** Source data **
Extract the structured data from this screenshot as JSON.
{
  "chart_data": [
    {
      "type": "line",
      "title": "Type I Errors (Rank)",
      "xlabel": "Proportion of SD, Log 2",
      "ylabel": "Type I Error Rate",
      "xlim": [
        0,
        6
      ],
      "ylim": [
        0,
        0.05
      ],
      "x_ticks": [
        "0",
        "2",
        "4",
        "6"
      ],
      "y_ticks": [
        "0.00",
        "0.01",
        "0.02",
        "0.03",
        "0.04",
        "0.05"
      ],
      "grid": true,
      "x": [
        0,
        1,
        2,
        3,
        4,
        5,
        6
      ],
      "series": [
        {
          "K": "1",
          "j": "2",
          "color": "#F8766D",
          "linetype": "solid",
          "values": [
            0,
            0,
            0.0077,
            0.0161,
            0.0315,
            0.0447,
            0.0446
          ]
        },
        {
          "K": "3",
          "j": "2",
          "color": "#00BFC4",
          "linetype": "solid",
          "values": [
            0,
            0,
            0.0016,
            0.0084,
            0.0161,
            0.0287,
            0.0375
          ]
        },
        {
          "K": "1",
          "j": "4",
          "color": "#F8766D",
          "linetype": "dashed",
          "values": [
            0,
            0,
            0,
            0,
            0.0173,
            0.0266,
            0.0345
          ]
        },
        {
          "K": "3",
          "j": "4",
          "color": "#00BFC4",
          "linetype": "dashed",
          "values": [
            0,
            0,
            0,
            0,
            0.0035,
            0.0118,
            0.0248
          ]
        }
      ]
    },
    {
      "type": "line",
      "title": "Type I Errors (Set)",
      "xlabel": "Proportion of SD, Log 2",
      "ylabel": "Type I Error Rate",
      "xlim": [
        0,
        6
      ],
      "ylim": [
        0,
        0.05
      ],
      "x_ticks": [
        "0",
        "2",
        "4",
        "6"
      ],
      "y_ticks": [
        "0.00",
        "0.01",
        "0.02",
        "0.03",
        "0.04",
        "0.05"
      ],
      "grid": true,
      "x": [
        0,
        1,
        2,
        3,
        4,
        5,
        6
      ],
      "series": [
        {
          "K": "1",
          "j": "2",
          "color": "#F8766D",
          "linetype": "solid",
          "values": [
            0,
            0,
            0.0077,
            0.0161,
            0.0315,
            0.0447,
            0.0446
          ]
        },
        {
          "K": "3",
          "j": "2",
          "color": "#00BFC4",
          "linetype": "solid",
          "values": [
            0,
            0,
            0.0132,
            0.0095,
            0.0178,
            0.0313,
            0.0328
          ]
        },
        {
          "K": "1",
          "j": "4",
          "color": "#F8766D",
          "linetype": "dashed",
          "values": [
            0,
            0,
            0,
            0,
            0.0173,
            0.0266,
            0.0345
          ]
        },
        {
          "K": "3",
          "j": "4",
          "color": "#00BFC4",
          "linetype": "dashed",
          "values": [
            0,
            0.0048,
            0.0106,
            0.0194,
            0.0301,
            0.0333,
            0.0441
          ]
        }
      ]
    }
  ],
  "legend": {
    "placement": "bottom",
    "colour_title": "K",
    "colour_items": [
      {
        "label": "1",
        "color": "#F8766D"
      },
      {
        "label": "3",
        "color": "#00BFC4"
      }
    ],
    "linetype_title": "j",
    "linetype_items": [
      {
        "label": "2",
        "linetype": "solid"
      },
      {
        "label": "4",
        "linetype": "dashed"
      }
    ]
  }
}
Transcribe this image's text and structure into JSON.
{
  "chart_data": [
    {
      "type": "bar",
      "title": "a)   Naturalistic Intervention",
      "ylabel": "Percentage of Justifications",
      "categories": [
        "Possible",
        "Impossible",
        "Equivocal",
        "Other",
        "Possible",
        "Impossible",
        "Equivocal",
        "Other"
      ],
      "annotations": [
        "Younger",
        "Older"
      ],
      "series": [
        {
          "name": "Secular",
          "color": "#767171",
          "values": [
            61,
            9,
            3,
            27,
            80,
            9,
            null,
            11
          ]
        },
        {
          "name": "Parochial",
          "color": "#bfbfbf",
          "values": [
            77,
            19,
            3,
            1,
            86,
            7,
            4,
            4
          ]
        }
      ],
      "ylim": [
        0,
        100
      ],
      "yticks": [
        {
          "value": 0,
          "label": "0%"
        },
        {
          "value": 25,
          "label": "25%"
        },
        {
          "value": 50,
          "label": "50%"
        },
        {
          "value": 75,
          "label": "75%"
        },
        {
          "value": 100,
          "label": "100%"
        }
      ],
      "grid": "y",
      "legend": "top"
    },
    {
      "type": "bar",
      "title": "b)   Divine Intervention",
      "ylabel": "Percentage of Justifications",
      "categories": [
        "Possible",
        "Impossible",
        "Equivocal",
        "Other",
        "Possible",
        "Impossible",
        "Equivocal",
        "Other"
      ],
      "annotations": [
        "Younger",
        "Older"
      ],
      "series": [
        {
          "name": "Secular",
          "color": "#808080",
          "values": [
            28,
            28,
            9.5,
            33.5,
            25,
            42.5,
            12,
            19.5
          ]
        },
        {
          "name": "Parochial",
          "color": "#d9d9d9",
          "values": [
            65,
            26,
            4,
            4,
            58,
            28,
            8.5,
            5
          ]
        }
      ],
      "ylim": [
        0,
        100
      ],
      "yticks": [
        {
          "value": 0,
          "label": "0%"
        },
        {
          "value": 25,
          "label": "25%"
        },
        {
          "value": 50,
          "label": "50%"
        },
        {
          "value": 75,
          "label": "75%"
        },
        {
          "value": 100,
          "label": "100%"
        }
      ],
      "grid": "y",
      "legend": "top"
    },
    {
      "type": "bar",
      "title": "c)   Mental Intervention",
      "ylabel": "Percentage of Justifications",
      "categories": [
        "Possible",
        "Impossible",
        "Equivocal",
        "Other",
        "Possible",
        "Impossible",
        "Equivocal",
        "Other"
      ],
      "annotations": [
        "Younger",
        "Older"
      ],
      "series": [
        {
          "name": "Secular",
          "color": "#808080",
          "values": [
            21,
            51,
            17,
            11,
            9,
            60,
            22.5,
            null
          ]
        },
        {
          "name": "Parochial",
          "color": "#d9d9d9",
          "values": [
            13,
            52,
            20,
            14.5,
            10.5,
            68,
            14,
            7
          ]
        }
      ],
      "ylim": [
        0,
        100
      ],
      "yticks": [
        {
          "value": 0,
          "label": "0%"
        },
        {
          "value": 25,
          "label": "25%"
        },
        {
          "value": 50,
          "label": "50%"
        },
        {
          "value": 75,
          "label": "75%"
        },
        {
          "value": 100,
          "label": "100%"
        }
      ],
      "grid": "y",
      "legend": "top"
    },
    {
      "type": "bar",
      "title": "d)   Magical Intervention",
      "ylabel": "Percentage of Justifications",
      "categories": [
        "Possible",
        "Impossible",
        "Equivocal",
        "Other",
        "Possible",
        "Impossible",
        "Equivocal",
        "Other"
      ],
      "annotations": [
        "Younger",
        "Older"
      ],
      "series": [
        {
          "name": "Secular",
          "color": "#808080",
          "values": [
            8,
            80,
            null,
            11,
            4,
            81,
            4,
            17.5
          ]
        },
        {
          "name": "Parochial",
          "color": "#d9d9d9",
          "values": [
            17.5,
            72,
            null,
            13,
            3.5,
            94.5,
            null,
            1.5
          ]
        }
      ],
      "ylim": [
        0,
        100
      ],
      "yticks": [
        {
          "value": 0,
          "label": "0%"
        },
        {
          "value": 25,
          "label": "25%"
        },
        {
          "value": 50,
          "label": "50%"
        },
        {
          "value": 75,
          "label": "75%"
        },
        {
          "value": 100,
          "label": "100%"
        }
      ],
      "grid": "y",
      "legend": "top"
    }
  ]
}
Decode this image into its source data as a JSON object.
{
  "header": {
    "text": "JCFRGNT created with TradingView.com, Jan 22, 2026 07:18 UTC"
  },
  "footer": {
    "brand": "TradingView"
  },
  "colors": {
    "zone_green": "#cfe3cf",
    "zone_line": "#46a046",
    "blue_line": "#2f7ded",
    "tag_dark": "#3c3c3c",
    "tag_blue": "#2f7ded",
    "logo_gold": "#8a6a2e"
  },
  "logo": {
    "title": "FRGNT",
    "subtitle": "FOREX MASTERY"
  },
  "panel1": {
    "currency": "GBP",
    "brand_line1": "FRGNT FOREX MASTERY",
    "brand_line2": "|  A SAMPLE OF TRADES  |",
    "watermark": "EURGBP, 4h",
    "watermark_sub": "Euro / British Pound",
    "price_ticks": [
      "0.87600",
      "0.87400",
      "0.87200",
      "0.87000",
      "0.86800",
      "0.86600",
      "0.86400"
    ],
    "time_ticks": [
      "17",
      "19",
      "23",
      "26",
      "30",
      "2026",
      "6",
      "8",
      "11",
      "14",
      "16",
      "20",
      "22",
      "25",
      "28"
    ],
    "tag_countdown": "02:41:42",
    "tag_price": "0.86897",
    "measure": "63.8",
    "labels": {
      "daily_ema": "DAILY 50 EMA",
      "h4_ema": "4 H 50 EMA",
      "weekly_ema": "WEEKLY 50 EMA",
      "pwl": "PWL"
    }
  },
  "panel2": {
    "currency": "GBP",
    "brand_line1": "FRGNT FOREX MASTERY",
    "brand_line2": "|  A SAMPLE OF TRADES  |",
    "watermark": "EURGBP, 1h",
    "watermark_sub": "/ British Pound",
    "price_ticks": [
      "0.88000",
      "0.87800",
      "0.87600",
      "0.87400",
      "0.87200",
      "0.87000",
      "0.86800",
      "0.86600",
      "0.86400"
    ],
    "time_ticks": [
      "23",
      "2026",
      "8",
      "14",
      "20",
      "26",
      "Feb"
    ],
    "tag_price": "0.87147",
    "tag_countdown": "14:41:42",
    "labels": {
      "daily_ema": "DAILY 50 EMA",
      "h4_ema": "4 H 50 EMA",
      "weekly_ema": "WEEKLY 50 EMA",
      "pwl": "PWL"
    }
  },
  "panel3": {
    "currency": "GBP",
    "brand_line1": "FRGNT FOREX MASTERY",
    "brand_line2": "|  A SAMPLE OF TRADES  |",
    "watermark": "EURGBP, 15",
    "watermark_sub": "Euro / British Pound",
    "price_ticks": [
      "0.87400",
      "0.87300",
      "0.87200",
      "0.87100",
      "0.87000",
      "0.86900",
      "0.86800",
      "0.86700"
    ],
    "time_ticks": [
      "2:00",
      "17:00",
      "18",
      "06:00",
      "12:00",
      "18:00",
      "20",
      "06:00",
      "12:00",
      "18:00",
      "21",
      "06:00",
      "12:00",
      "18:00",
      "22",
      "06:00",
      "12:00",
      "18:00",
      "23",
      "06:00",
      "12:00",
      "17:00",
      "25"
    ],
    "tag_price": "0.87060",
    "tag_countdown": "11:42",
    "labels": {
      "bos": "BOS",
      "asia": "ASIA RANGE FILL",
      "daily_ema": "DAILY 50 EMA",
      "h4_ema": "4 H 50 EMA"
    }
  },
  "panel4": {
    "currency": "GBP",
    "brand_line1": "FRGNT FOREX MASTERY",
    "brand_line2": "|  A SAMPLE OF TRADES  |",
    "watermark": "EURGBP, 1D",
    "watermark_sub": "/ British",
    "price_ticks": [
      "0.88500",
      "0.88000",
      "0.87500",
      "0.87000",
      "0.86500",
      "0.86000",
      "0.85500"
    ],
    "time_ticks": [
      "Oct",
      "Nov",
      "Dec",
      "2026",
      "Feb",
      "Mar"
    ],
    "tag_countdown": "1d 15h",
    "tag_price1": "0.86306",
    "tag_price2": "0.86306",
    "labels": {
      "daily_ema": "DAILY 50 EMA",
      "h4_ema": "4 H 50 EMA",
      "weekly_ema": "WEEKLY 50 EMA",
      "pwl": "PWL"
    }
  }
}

** SET EXERCISE **
Gather each line that holds "British".

** WRITTEN RESPONSE **
    "watermark_sub": "Euro / British Pound",
    "watermark_sub": "/ British Pound",
    "watermark_sub": "Euro / British Pound",
    "watermark_sub": "/ British",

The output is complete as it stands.